── Page

S’il est évident que la crise sanitaire en cours va continuer à peser négativement pendant encore des semaines ou des mois sur le fonctionnement de notre système éducatif et de nos établissements, il n’en demeure pas moins, qu’à un moment ou à un autre, elle va finir par s’estomper et que nous reviendrons alors obligatoirement, si ce n’est aux jours d’avant, au moins à un cadre proche de celui que nous connaissions avant mars 2020.

Cette crise, par son caractère inédit et sa durée, aura profondément perturbé notre écosystème. Elle en aura fortement éprouvé les capacités de réactivité, soumis à l’épreuve ses aptitudes à l’adaptation à des formes mouvantes de situations et, surtout, outre d’évidents manques de formation à la gestion de crises de ce type, aura mis en tension durablement les personnels de direction. On mesure bien à quel point ils auront été sollicités dans des formes et sur des sujets assez éloignés de leurs pratiques habituelles.

Mais cette crise aura aussi provoqué l’émergence d’innovations fortes, en tous genres et sur divers plans, en percutant sans signaux précurseurs nos méthodes traditionnelles. Elle aura ainsi, de manière pérenne ou pas (l’avenir le dira), provoqué bien plus de changements que ce que n’importe quel Ministre aurait pu imaginer dans une dynamique réformatrice profonde.

A ce stade, et même si l’on imagine, voire espère, qu’un débriefing complet en sera réalisé, sur des bases d’analyses scientifiques qui le rendront le moins contestable possible, on peut cependant faire trois premiers constats.

En premier lieu, celui des difficultés et/ou de l’inadaptation de notre système centralisé et vertical à faire face avec efficacité à ce genre de percussion brutale. Ainsi, nous avons bien vu, ressenti et enduré, l’écart existant entre une organisation bureaucratique usuelle et des besoins immédiats quand la forme de la crise et les choix ministériels en découlant ont fait que l’essentiel des annonces se faisait en temps réel via des médias.

────
── Lignes répertoriées

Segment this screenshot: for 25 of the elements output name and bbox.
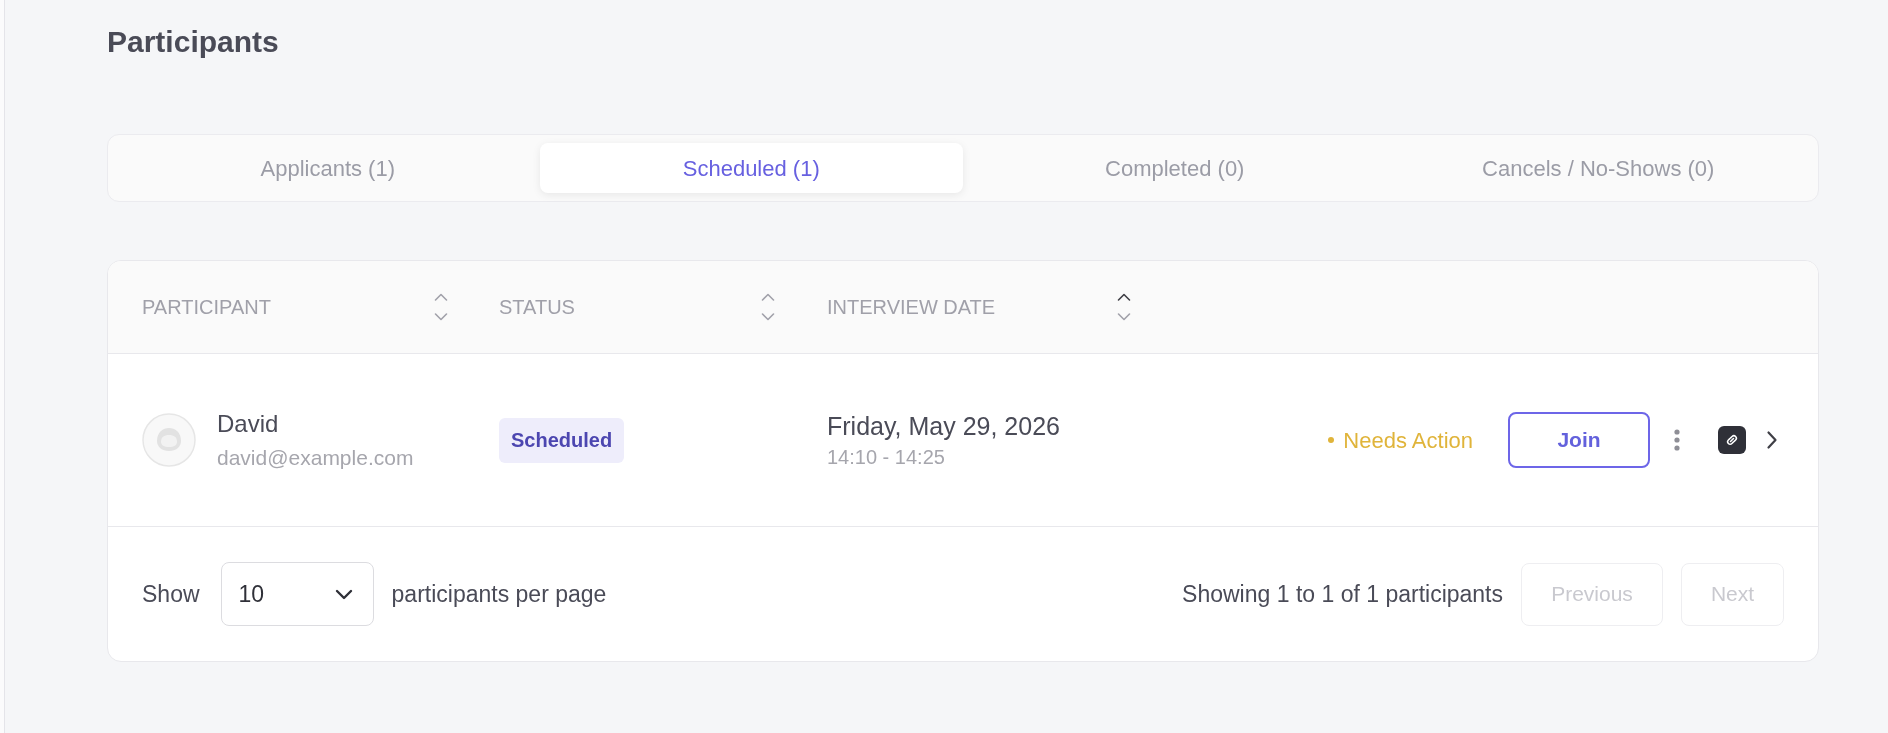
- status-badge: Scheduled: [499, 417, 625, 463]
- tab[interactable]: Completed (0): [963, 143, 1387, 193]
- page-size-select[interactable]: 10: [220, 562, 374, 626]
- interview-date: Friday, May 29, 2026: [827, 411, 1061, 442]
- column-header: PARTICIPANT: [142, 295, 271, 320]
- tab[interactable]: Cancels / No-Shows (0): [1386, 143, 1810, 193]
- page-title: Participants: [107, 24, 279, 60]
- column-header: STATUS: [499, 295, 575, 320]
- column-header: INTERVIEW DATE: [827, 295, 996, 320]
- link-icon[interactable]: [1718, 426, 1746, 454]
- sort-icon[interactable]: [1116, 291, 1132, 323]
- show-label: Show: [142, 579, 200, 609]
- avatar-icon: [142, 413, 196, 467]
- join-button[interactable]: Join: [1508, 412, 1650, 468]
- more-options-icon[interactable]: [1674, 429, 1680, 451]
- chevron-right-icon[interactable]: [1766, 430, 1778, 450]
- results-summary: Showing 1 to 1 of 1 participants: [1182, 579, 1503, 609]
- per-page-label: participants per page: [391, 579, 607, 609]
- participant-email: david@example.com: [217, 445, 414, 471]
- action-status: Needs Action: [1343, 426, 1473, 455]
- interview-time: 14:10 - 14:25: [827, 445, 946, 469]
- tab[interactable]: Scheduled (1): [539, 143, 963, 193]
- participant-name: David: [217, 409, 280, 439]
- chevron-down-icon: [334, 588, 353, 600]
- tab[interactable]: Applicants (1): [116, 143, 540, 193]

────
── Lignes répertoriées

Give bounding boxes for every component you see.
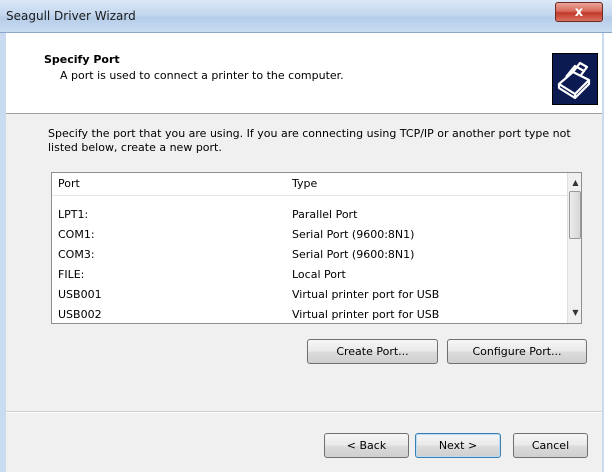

────

● **Défi**: Reproduisez le passage du texte situé entre « Mais cette crise » et « dynamique réformatrice profonde. », bornes comprises. Appuyez-vous seulement sur le texte.

● **Réponse**:
Mais cette crise aura aussi provoqué l’émergence d’innovations fortes, en tous genres et sur divers plans, en percutant sans signaux précurseurs nos méthodes traditionnelles. Elle aura ainsi, de manière pérenne ou pas (l’avenir le dira), provoqué bien plus de changements que ce que n’importe quel Ministre aurait pu imaginer dans une dynamique réformatrice profonde.